===== Material supplied

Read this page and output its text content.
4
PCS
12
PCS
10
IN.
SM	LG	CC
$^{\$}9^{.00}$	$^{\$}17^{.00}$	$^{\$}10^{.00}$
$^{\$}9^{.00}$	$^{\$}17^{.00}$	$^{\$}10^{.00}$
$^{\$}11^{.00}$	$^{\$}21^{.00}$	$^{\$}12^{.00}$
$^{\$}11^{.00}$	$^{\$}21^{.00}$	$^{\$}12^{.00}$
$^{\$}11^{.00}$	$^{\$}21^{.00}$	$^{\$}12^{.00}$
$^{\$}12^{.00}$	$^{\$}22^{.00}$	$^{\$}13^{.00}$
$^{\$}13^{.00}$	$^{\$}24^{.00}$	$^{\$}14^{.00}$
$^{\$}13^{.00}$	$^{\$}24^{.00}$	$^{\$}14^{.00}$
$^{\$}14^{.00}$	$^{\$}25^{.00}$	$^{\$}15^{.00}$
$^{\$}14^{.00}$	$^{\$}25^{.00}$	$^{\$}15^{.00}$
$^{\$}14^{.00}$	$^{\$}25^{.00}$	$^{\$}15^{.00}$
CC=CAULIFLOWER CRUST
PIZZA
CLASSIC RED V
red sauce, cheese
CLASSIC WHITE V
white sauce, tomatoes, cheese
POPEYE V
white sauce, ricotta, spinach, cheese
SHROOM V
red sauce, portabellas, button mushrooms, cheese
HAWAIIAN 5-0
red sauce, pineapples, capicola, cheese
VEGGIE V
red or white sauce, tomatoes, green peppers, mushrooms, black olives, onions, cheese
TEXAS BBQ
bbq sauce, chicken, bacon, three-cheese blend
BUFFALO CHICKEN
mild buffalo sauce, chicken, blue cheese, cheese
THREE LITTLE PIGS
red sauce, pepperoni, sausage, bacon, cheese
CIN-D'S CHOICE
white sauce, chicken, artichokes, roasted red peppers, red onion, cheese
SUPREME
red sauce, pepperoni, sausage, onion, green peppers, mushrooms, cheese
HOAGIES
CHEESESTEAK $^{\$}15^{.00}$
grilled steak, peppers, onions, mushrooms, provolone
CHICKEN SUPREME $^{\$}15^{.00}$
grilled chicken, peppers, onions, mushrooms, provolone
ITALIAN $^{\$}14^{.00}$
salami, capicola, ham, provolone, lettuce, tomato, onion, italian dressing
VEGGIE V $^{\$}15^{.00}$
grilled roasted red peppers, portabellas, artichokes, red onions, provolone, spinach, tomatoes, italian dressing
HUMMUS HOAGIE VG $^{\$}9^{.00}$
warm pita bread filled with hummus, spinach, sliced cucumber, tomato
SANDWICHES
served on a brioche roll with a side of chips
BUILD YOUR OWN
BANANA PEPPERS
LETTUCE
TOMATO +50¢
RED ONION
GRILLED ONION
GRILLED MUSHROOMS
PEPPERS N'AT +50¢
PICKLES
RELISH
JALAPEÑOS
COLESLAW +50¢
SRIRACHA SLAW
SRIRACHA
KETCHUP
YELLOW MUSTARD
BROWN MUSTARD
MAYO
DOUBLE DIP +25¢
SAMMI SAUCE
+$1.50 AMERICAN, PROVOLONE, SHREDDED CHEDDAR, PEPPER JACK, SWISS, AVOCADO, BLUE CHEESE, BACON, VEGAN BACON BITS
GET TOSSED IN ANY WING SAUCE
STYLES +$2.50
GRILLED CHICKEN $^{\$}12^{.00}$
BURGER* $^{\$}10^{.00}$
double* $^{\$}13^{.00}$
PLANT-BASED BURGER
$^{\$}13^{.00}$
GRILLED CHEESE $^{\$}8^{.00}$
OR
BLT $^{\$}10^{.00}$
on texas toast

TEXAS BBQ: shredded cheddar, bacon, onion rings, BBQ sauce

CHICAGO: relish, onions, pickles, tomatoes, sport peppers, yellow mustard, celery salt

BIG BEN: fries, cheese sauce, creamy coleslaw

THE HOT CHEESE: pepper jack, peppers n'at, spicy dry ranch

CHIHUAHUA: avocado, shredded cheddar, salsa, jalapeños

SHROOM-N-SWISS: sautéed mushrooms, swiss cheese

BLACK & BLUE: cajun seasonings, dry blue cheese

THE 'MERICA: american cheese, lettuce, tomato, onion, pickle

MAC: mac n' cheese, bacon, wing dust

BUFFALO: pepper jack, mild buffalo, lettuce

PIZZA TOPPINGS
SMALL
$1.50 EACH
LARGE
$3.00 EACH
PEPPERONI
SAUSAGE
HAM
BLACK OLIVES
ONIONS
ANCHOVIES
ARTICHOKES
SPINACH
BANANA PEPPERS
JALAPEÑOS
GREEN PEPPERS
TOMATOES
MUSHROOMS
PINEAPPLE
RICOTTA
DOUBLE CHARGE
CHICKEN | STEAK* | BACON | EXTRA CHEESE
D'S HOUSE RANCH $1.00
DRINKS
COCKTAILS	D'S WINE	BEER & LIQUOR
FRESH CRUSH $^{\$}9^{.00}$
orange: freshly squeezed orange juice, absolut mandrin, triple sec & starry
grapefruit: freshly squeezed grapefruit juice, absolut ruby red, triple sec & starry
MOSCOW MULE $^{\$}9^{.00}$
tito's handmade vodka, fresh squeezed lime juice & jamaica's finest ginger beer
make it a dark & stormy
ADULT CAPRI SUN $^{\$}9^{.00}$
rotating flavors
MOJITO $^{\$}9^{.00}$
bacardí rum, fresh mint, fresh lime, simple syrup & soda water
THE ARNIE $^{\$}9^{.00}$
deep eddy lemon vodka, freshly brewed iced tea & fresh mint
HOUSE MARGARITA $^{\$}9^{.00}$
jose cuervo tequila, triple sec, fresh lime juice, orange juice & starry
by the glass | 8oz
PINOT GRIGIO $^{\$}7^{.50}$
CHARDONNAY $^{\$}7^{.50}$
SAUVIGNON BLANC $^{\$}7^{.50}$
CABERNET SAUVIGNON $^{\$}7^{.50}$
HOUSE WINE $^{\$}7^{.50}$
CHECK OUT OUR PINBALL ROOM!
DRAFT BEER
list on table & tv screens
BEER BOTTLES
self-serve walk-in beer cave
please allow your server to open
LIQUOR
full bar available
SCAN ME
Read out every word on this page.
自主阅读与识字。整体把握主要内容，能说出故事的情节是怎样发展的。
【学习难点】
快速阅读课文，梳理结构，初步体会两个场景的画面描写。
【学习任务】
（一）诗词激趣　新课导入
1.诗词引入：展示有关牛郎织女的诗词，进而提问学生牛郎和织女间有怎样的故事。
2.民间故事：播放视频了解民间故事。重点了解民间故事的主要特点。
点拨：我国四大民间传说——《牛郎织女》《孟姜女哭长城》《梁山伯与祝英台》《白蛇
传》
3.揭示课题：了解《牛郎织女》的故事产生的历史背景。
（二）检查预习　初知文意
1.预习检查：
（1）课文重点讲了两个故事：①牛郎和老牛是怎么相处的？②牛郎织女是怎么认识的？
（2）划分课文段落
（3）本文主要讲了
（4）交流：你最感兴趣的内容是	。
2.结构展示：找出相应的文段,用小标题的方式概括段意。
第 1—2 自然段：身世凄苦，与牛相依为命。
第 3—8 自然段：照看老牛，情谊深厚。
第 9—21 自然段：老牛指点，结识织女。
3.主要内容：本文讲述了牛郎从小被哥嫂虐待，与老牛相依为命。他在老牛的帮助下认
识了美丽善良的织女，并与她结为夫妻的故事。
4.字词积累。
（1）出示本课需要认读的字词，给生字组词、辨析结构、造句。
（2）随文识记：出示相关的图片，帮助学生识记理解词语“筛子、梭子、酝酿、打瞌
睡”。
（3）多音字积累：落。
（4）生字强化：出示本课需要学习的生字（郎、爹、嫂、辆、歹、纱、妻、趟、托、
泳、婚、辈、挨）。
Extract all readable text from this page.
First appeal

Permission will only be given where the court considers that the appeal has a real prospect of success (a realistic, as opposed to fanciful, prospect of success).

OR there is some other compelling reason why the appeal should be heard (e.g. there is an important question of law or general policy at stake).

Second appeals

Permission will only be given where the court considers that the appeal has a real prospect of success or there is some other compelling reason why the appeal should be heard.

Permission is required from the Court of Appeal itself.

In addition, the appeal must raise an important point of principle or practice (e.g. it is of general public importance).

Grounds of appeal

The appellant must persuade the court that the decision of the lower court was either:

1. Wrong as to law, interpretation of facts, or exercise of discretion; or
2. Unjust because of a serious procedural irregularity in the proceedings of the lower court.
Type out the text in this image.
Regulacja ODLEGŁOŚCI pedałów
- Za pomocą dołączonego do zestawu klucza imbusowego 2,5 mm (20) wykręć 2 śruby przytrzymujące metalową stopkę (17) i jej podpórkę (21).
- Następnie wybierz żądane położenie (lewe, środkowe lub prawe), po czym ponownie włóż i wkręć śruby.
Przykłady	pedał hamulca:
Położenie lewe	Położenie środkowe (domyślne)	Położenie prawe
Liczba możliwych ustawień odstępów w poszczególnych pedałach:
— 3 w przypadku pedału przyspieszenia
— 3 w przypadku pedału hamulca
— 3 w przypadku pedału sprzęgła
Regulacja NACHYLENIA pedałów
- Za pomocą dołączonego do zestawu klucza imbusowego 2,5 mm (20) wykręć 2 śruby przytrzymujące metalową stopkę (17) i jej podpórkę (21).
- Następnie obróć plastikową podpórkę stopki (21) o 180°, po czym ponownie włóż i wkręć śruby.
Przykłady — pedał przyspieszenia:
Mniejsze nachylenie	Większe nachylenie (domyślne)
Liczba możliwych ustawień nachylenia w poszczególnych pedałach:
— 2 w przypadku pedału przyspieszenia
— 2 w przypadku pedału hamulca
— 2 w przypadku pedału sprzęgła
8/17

==========

**Aim of the task**
Show the lines of the data that hold the word "orange".

**Complete answer**
orange: freshly squeezed orange juice, absolut mandrin, triple sec & starry
jose cuervo tequila, triple sec, fresh lime juice, orange juice & starry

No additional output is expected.